→ STORED RECORDS:
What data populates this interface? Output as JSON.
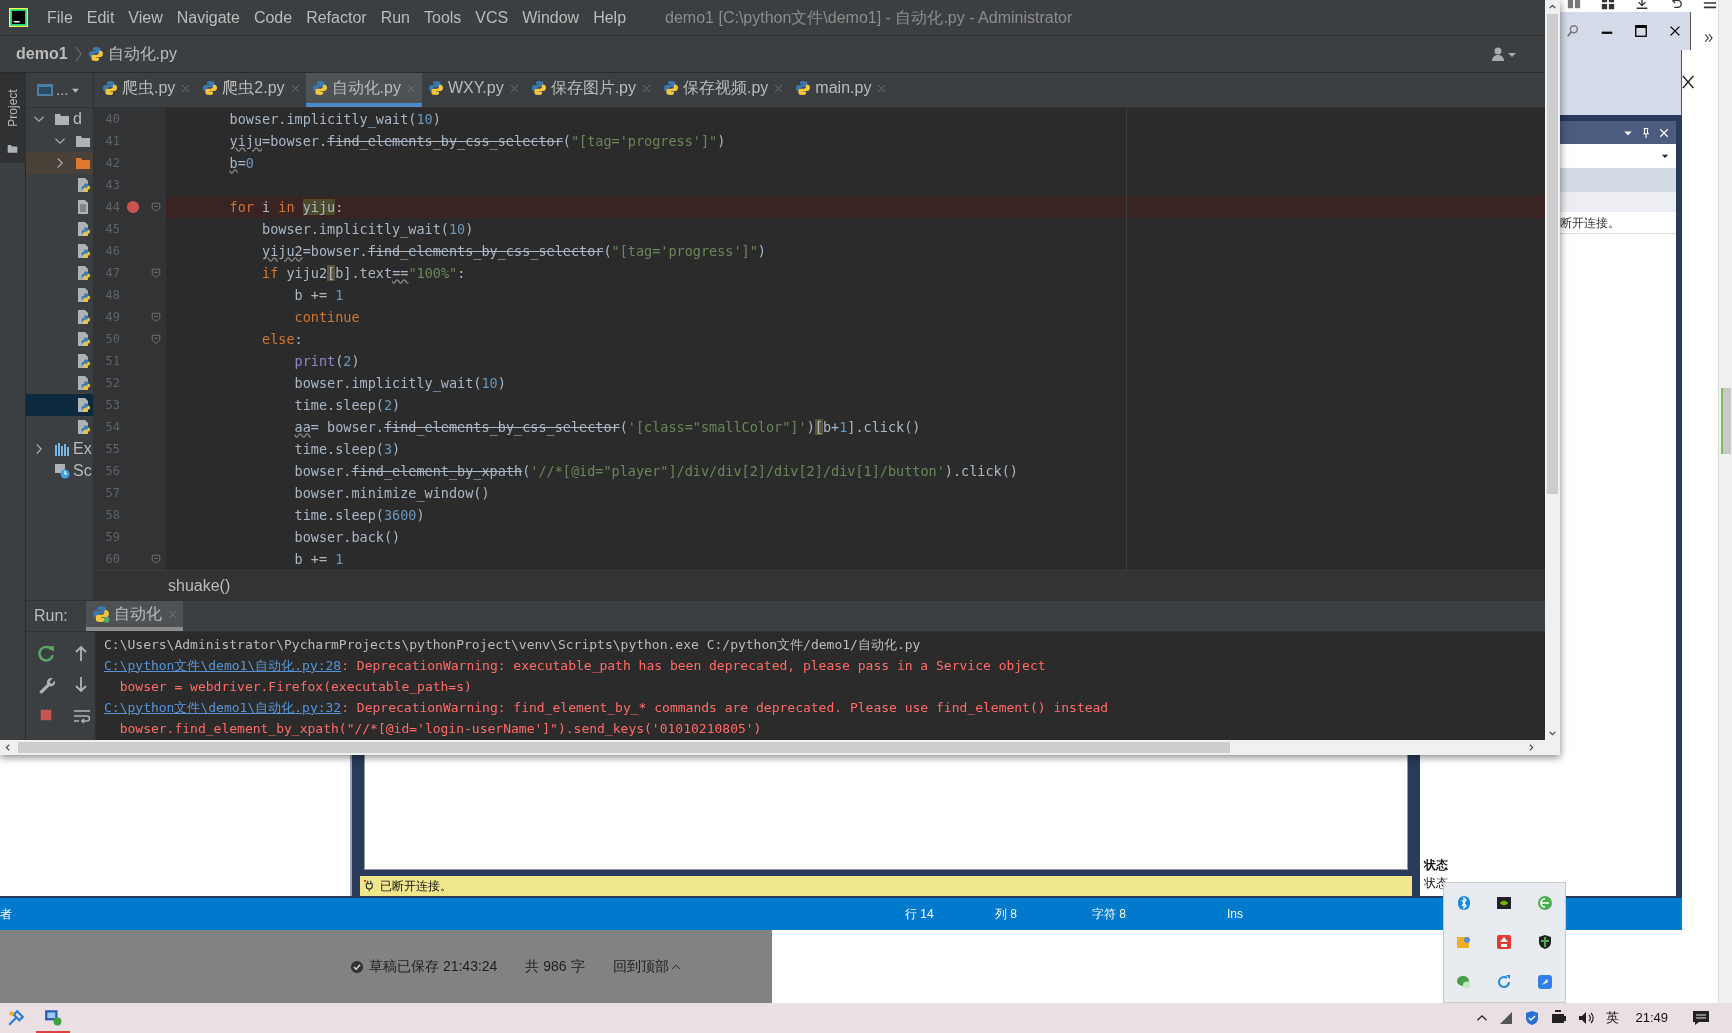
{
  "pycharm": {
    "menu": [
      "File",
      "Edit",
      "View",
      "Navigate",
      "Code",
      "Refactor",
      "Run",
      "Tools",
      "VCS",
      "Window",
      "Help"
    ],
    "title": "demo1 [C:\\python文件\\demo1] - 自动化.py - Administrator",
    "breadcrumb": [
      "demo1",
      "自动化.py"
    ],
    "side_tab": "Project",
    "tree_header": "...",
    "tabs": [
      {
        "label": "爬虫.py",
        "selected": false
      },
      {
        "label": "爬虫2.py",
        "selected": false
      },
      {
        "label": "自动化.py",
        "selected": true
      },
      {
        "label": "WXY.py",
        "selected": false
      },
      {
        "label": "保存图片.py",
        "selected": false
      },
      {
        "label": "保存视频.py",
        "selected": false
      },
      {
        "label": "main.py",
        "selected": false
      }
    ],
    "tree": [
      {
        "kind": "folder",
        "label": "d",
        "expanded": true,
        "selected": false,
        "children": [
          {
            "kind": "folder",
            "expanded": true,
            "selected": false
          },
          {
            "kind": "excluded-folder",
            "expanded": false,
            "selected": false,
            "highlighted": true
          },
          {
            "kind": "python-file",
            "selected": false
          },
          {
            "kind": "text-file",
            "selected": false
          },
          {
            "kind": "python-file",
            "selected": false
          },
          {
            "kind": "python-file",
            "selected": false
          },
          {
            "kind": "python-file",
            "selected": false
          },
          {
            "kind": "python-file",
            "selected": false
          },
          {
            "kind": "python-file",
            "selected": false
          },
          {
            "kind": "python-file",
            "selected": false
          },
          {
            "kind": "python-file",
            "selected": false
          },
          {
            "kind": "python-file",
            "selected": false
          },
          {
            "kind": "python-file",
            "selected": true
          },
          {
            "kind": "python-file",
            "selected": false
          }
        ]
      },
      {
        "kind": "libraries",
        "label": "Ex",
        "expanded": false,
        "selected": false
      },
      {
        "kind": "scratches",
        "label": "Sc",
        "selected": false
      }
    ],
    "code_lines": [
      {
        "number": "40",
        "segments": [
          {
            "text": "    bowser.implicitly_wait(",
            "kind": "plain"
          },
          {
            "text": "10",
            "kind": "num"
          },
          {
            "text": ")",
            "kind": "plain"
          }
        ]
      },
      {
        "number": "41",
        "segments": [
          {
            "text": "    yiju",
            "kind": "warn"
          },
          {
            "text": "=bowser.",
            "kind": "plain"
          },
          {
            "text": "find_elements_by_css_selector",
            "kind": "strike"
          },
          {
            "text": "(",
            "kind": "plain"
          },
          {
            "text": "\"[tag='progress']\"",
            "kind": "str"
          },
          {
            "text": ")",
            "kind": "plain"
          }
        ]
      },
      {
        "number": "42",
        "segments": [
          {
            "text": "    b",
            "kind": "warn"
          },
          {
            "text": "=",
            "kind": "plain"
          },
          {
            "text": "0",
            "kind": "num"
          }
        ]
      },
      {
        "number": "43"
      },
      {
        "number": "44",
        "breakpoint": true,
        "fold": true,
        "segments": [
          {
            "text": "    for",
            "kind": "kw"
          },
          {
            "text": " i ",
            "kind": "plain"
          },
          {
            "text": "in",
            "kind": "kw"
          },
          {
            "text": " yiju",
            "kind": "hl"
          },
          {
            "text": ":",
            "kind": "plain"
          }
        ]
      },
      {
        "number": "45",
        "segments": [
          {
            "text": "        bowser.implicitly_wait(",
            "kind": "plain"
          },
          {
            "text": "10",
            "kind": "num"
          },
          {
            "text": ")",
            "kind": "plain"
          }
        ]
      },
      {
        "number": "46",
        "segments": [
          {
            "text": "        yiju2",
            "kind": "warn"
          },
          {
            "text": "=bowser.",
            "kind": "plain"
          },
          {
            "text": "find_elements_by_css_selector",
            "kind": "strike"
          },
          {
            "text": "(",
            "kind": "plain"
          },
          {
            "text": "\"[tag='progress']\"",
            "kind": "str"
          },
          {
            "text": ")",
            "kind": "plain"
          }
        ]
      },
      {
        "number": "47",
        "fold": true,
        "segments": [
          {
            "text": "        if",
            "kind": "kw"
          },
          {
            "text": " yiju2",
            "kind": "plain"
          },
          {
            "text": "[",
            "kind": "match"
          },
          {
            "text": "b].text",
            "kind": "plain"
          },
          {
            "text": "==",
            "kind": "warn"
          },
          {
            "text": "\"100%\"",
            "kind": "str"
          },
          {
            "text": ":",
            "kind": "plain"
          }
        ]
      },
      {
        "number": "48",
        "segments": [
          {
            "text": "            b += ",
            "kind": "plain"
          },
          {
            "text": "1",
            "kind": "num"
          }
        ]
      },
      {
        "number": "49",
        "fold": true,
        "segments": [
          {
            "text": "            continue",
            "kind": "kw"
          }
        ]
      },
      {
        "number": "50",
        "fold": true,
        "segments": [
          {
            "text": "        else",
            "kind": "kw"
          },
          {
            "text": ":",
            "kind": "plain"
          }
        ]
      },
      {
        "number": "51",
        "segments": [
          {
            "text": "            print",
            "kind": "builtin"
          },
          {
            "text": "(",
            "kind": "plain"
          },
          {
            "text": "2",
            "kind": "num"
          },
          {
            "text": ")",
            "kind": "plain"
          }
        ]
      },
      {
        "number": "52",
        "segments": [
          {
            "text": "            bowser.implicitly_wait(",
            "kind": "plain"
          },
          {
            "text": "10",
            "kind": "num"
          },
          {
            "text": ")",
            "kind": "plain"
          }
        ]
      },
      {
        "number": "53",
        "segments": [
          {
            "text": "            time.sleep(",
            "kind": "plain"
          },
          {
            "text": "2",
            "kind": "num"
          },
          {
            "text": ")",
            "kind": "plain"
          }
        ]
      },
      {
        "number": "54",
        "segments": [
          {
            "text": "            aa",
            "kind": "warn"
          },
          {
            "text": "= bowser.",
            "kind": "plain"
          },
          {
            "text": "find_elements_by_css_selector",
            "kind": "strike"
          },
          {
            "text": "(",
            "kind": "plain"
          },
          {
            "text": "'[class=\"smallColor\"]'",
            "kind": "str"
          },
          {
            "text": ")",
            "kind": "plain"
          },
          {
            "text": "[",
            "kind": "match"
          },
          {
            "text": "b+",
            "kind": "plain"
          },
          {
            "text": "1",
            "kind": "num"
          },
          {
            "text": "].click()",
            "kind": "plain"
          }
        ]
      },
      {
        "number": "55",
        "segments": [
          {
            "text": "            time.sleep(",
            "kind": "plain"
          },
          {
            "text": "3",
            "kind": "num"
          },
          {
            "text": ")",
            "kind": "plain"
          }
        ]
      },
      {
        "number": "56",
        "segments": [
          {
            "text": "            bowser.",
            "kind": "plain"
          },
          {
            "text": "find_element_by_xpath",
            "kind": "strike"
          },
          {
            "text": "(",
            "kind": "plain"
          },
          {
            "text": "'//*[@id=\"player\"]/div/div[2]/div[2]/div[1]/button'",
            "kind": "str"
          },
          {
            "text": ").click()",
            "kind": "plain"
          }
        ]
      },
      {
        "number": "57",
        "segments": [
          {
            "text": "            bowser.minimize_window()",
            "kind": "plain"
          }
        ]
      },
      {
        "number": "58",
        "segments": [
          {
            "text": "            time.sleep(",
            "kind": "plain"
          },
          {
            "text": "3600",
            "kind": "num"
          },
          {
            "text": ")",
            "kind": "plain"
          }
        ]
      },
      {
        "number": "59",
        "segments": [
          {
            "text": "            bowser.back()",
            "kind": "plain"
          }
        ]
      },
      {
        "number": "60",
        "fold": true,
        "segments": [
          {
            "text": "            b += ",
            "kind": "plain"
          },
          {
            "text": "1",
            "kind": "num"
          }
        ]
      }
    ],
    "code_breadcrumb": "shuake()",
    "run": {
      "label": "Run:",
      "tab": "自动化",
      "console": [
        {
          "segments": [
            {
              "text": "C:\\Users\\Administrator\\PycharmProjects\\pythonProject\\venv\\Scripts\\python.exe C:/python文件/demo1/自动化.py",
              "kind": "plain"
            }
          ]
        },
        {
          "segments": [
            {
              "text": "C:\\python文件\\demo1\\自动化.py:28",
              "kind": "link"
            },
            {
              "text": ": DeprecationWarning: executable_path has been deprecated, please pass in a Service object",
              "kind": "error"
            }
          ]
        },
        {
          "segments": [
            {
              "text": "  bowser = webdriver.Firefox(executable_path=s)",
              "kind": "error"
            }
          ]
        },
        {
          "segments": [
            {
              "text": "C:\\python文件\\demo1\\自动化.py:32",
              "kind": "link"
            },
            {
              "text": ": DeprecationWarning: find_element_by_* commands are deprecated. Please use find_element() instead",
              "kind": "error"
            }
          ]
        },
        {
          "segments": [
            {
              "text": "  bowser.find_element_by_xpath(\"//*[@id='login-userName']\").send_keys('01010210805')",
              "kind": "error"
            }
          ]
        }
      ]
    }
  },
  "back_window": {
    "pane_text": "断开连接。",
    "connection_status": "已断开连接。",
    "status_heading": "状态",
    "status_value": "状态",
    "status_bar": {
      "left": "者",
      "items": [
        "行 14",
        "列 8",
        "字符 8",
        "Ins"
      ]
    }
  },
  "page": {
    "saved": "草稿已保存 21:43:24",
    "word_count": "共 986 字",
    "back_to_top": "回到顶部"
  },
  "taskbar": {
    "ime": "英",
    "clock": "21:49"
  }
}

→ WHAT TO WORK ON:
Return the lines of the records that include the string "label".

→ OUTPUT BELOW:
        "label": "爬虫.py",
        "label": "爬虫2.py",
        "label": "自动化.py",
        "label": "WXY.py",
        "label": "保存图片.py",
        "label": "保存视频.py",
        "label": "main.py",
        "label": "d",
        "label": "Ex",
        "label": "Sc",
      "label": "Run:",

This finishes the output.